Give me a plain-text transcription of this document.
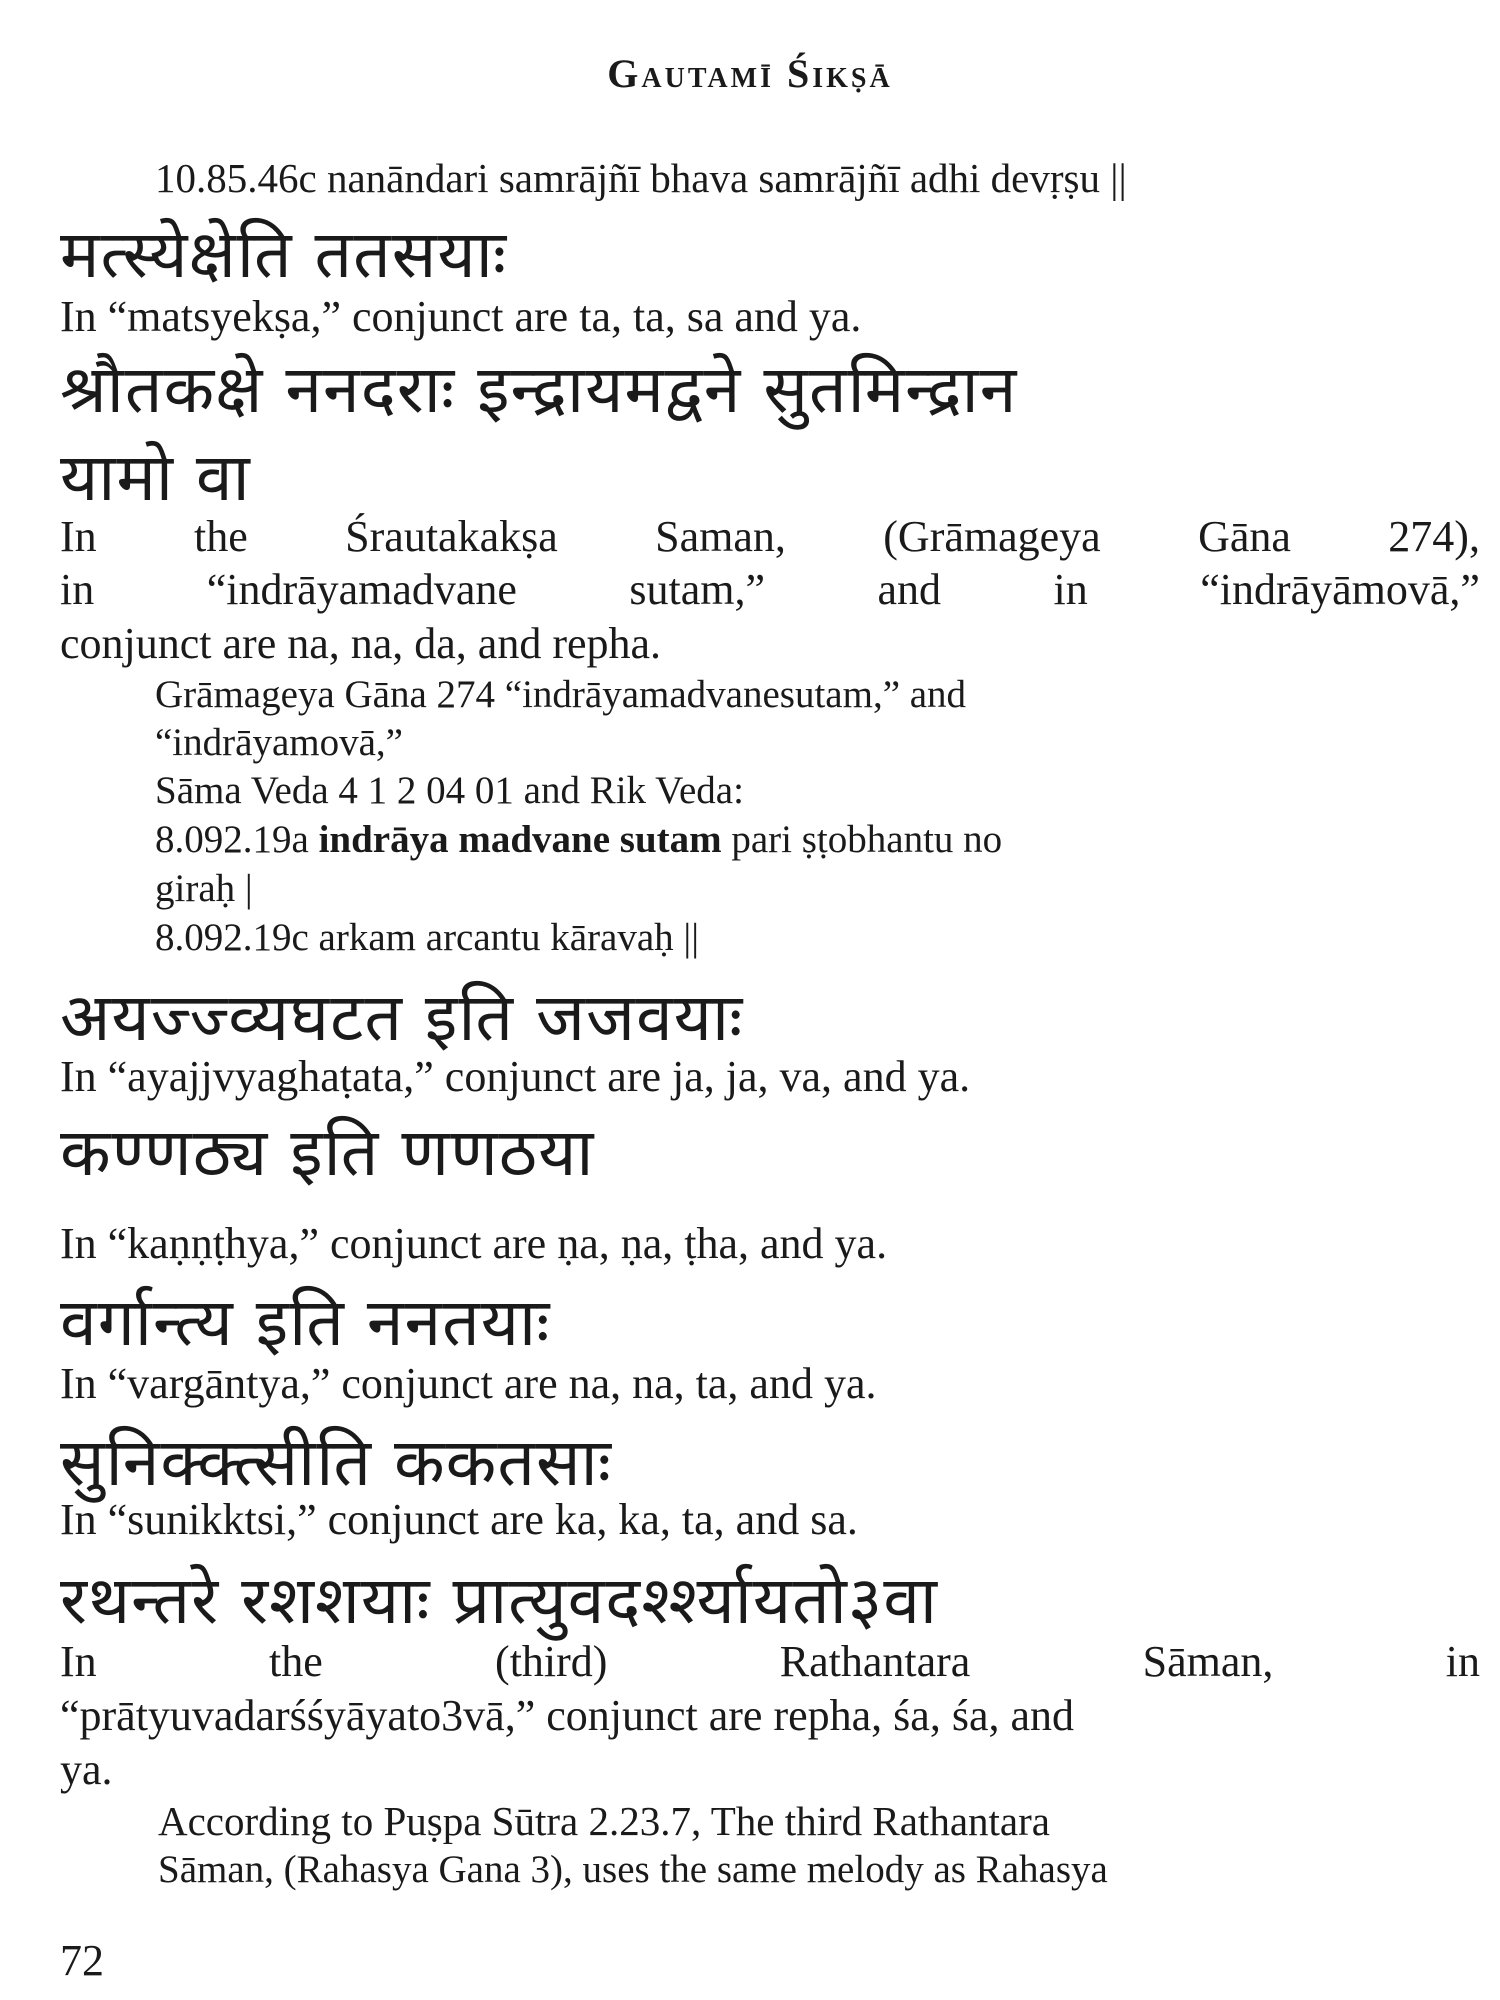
Gautamī Śikṣā
10.85.46c nanāndari samrājñī bhava samrājñī adhi devṛṣu ||
मत्स्येक्षेति ततसयाः
In “matsyekṣa,” conjunct are ta, ta, sa and ya.
श्रौतकक्षे ननदराः इन्द्रायमद्वने सुतमिन्द्रान
यामो वा
In the Śrautakakṣa Saman, (Grāmageya Gāna 274),
in	“indrāyamadvane	sutam,”	and	in	“indrāyāmovā,”
conjunct are na, na, da, and repha.
Grāmageya Gāna 274 “indrāyamadvanesutam,” and
“indrāyamovā,”
Sāma Veda 4 1 2 04 01 and Rik Veda:
8.092.19a indrāya madvane sutam pari ṣṭobhantu no
giraḥ |
8.092.19c arkam arcantu kāravaḥ ||
अयज्ज्व्यघटत इति जजवयाः
In “ayajjvyaghaṭata,” conjunct are ja, ja, va, and ya.
कण्णठ्य इति णणठया
In “kaṇṇṭhya,” conjunct are ṇa, ṇa, ṭha, and ya.
वर्गान्त्य इति ननतयाः
In “vargāntya,” conjunct are na, na, ta, and ya.
सुनिक्क्त्सीति ककतसाः
In “sunikktsi,” conjunct are ka, ka, ta, and sa.
रथन्तरे रशशयाः प्रात्युवदर्श्श्यायतो३वा
In	the	(third)	Rathantara	Sāman,	in
“prātyuvadarśśyāyato3vā,” conjunct are repha, śa, śa, and
ya.
According to Puṣpa Sūtra 2.23.7, The third Rathantara
Sāman, (Rahasya Gana 3), uses the same melody as Rahasya
72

**TASK TO CARRY OUT**
Track down every line with the word "repha" and copy it.

**SOLVED PROBLEM**
conjunct are na, na, da, and repha.
“prātyuvadarśśyāyato3vā,” conjunct are repha, śa, śa, and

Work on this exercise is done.